[Begin Supplied text]

3. In typical Rangers fashion, they didn’t score the next goal, which would have made the remainder of the game a formality. With two minutes and 24 seconds left in the first, Conor Garland scored after the Rangers let Quinn Hughes weave his way around the top of the offensive zone without any pressure. Of course the Canucks were able to get on the board against the Rangers’ fourth line and third defensive pair.

“We were playing real good hockey and then all of a sudden we change our game a little bit and started turning pucks over in the neutral zone and going cross-ice and stuff like that,” Gerard Gallant said. “You get up and think it’s going to be easy and then all of a sudden it’s a hockey game.”

I’m sure Vitali Kravtsov and Julien Gauthier held back a good laugh upstairs, watching the site of Will Cuylle, Sammy Blais and Jake Leschyshyn contributing nothing positive in yet another game. It’s beyond frustrating that Kravtsov and Gauthier, two players who could potentially be difference makers, continue to not play, so that Gallant can get his traditional fourth line, even if that fourth line provides no offensive value and is a defensive liability.

4. In the opening minutes of the second, the Canucks drove the play, and it felt like yet another game in which the Rangers would blow a two-goal lead after growing comfortable with their early success. Thankfully, Alexis Lafreniere changed that at 6:23 in the second when he was able to finish off a Jacob Trouba shot by pushing the puck through the last inches of the crease and into the net. For Lafreniere, it was his second goal in as many games after this overtime winner on Monday, and for the Kid Line, it was their second goal of the game with all three members of it getting on the scoresheet.

[End Supplied text]

*Exercise tasks*
• A. Reproduce verbatim the passage of the game recap from "I’m sure Vitali" to "a defensive liability.".
• B. According to the game recap, which players contributed nothing positive in yet another game? List them.

[Begin Supplied entries]

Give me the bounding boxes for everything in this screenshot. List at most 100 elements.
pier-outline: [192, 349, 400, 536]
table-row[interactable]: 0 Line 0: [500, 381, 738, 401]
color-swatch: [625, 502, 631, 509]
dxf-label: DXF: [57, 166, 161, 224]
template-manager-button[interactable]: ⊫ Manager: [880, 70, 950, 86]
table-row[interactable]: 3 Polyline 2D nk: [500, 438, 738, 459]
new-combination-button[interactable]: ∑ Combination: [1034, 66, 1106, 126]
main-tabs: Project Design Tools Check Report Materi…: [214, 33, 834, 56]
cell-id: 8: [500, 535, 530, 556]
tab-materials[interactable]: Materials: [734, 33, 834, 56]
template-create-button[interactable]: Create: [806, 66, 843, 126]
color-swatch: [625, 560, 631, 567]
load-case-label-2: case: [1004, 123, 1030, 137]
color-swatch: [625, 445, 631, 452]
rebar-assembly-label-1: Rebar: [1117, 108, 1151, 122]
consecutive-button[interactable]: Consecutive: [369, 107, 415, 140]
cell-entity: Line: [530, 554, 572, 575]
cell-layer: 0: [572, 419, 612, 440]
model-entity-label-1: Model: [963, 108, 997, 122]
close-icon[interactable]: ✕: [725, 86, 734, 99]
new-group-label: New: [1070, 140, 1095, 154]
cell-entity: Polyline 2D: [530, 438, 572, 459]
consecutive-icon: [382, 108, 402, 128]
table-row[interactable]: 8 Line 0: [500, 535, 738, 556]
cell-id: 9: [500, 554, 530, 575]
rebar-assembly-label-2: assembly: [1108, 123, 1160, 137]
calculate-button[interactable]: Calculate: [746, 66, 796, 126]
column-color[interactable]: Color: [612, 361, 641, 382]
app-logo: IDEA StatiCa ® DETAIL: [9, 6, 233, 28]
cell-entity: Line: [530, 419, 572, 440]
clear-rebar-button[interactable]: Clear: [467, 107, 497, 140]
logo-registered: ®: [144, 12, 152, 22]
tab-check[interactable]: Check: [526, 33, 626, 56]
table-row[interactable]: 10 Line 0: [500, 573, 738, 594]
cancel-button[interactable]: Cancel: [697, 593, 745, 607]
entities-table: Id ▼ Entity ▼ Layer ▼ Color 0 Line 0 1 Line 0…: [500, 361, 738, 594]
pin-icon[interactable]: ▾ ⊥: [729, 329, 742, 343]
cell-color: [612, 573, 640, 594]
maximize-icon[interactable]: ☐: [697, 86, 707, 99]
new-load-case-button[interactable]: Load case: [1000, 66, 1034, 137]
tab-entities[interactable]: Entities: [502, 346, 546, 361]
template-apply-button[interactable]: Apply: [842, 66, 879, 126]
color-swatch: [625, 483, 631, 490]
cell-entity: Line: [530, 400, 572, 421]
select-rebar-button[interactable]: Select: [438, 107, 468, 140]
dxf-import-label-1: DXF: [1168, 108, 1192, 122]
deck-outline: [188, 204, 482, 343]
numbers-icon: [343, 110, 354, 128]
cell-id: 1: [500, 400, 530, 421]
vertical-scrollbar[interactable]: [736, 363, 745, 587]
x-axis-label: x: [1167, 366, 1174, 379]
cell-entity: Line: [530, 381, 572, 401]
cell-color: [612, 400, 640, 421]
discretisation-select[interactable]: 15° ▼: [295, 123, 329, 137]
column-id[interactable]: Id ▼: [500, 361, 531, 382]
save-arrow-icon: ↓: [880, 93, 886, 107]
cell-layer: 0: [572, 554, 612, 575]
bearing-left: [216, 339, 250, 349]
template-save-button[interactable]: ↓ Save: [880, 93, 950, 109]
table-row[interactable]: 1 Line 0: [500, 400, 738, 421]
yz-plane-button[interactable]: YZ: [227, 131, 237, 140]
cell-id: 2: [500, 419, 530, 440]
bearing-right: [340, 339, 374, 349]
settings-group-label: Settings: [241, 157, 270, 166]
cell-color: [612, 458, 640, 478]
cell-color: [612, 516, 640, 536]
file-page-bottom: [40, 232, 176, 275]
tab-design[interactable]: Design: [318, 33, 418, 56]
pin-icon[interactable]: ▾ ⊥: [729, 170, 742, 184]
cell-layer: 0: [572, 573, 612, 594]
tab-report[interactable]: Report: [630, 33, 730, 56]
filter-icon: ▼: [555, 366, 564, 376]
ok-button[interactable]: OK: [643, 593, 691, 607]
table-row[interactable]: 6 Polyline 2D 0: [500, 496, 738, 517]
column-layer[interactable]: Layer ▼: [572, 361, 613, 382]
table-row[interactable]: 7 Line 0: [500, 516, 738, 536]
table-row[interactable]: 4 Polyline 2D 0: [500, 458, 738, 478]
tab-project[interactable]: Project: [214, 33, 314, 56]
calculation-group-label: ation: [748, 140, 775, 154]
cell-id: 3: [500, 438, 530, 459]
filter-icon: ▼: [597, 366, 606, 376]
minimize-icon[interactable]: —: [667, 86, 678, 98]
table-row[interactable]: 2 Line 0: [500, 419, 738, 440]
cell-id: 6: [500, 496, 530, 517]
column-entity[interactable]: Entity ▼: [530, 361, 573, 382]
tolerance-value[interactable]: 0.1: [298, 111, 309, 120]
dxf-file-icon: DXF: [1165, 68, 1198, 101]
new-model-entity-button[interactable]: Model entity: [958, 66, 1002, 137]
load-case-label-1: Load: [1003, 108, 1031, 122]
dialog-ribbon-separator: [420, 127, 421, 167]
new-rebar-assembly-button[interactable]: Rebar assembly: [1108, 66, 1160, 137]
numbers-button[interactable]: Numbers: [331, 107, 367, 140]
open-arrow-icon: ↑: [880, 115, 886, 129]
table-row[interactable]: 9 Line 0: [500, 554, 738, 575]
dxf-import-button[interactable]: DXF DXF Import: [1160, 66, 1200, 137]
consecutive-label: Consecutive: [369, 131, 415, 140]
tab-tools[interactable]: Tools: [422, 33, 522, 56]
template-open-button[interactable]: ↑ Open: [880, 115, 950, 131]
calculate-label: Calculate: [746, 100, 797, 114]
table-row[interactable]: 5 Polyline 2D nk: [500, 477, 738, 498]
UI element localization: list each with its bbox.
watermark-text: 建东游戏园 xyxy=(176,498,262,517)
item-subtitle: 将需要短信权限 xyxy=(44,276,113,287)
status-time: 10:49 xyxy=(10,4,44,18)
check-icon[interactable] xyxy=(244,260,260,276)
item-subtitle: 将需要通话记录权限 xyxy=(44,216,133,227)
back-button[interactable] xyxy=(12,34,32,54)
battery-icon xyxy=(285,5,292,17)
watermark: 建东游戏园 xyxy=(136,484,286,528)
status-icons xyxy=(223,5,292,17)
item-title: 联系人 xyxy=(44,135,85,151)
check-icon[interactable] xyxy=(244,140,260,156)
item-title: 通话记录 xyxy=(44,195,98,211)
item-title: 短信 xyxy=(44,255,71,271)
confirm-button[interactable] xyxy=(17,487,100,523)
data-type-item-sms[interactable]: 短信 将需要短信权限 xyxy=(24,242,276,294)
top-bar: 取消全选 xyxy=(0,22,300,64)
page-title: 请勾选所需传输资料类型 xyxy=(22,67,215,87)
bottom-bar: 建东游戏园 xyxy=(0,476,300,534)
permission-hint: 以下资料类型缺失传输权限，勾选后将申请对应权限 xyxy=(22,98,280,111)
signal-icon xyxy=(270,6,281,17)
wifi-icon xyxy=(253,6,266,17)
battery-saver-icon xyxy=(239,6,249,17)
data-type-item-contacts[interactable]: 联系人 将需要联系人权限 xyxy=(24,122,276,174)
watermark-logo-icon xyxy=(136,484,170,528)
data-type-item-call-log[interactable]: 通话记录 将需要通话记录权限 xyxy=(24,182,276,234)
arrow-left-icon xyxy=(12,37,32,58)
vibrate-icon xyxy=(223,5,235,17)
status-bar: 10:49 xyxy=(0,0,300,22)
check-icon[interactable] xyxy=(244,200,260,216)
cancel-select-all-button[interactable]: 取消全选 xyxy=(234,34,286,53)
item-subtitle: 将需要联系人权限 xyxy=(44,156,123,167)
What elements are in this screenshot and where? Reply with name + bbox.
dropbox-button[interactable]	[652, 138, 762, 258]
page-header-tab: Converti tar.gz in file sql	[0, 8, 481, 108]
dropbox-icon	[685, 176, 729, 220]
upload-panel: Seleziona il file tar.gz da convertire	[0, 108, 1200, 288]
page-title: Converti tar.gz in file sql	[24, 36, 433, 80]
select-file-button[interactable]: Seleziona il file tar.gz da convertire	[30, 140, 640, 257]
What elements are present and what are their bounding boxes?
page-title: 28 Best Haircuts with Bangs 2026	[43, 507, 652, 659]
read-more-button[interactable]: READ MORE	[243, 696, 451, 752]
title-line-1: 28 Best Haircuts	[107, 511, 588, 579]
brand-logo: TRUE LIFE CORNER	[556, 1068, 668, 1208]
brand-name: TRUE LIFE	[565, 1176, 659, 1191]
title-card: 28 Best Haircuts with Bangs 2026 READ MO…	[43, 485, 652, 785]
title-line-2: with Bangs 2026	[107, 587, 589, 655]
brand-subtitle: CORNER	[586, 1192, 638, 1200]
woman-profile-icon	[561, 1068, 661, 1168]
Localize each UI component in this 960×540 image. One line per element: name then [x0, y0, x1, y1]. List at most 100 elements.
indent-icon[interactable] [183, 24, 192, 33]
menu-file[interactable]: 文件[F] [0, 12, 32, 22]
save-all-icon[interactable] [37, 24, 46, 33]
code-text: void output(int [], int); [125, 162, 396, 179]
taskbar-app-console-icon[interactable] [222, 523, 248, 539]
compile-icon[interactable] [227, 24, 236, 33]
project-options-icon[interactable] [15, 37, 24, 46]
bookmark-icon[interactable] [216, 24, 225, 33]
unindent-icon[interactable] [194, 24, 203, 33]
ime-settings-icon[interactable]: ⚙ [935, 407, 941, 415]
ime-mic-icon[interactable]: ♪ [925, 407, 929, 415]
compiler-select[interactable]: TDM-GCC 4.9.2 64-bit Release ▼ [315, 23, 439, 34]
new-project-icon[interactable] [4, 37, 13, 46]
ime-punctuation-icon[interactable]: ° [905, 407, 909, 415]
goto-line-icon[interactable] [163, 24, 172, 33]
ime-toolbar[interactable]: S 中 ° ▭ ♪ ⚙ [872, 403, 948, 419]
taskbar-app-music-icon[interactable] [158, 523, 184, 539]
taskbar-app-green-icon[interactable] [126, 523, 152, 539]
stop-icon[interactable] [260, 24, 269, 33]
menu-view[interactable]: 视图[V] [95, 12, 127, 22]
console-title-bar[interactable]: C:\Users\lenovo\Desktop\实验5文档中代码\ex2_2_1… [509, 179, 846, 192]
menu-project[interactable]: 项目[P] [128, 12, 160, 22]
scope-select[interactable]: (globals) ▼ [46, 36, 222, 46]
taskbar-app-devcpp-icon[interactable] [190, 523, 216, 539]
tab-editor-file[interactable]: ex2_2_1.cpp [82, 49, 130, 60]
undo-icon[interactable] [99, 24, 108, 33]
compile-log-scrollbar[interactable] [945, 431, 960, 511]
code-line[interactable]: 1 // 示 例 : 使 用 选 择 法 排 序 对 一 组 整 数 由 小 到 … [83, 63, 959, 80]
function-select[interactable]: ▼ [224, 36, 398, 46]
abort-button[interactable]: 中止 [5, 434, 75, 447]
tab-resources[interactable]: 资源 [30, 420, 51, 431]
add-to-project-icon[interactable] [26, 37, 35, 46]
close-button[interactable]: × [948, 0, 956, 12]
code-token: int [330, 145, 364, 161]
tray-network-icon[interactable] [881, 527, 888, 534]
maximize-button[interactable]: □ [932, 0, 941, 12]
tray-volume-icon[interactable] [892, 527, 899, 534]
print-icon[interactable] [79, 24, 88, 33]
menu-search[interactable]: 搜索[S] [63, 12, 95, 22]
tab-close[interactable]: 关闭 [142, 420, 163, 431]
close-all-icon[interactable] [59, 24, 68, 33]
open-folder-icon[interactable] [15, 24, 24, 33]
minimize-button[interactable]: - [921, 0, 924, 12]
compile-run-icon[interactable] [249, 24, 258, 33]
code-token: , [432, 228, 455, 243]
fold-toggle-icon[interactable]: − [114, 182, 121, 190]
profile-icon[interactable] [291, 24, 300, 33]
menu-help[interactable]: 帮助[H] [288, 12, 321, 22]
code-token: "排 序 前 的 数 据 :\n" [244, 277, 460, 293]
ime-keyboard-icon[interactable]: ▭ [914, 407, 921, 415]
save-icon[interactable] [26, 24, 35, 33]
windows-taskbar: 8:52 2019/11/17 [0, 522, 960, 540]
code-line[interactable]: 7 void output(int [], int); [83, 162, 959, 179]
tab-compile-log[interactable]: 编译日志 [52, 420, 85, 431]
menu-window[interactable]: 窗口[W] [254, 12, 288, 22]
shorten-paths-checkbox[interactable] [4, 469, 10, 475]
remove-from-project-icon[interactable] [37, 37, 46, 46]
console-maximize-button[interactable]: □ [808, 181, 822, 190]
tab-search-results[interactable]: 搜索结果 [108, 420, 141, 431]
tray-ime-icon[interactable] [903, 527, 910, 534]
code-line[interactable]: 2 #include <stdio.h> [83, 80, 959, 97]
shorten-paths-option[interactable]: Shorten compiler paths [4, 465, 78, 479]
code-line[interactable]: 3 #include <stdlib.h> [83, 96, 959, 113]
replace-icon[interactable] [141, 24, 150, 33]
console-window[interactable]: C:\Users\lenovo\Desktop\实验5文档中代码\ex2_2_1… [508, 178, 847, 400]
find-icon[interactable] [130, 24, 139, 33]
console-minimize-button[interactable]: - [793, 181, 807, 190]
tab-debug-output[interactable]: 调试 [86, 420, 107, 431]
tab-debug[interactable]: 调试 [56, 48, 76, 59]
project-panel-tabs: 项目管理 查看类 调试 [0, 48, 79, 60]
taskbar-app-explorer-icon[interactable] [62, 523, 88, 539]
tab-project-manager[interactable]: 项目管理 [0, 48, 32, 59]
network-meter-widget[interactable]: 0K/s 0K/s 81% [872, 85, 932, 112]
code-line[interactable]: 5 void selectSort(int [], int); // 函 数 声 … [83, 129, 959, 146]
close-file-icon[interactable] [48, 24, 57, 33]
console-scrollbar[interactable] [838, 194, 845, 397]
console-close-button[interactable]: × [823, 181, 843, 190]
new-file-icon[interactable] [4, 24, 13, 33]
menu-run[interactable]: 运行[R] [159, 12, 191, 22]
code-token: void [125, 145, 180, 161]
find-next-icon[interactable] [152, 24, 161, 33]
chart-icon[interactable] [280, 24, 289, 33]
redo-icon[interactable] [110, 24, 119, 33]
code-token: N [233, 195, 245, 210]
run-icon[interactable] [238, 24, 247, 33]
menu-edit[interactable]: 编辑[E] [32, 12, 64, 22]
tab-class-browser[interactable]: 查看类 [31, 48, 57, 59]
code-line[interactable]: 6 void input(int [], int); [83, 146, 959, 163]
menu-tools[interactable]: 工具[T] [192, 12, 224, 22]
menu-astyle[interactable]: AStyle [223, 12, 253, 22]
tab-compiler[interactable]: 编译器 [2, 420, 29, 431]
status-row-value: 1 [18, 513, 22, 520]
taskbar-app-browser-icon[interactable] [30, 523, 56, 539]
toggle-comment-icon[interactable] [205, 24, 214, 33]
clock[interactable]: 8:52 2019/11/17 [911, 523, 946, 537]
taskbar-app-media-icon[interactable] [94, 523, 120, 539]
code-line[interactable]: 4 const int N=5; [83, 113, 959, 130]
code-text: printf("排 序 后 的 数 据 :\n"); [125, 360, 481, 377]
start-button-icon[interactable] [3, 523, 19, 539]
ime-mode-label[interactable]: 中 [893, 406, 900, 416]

[End Supplied entries]

*Exercise responses*
• A.
I’m sure Vitali Kravtsov and Julien Gauthier held back a good laugh upstairs, watching the site of Will Cuylle, Sammy Blais and Jake Leschyshyn contributing nothing positive in yet another game. It’s beyond frustrating that Kravtsov and Gauthier, two players who could potentially be difference makers, continue to not play, so that Gallant can get his traditional fourth line, even if that fourth line provides no offensive value and is a defensive liability.

• B.
Will Cuylle
Sammy Blais
Jake Leschyshyn